Data extract =
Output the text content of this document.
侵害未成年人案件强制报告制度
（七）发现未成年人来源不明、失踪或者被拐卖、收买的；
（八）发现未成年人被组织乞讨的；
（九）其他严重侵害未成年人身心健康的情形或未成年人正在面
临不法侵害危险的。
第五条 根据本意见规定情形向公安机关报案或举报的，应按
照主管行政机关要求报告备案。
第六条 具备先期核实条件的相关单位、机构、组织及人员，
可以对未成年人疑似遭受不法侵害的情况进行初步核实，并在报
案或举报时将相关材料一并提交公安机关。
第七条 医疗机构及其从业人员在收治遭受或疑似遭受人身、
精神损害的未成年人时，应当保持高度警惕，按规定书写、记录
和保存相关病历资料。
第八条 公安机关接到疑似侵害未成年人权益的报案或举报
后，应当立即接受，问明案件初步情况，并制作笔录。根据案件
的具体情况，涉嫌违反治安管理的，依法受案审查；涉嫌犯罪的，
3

What to do = Return the full listing, character for character.

Result below =
Output the text content of this document.
侵害未成年人案件强制报告制度
（七）发现未成年人来源不明、失踪或者被拐卖、收买的；
（八）发现未成年人被组织乞讨的；
（九）其他严重侵害未成年人身心健康的情形或未成年人正在面
临不法侵害危险的。
第五条 根据本意见规定情形向公安机关报案或举报的，应按
照主管行政机关要求报告备案。
第六条 具备先期核实条件的相关单位、机构、组织及人员，
可以对未成年人疑似遭受不法侵害的情况进行初步核实，并在报
案或举报时将相关材料一并提交公安机关。
第七条 医疗机构及其从业人员在收治遭受或疑似遭受人身、
精神损害的未成年人时，应当保持高度警惕，按规定书写、记录
和保存相关病历资料。
第八条 公安机关接到疑似侵害未成年人权益的报案或举报
后，应当立即接受，问明案件初步情况，并制作笔录。根据案件
的具体情况，涉嫌违反治安管理的，依法受案审查；涉嫌犯罪的，
3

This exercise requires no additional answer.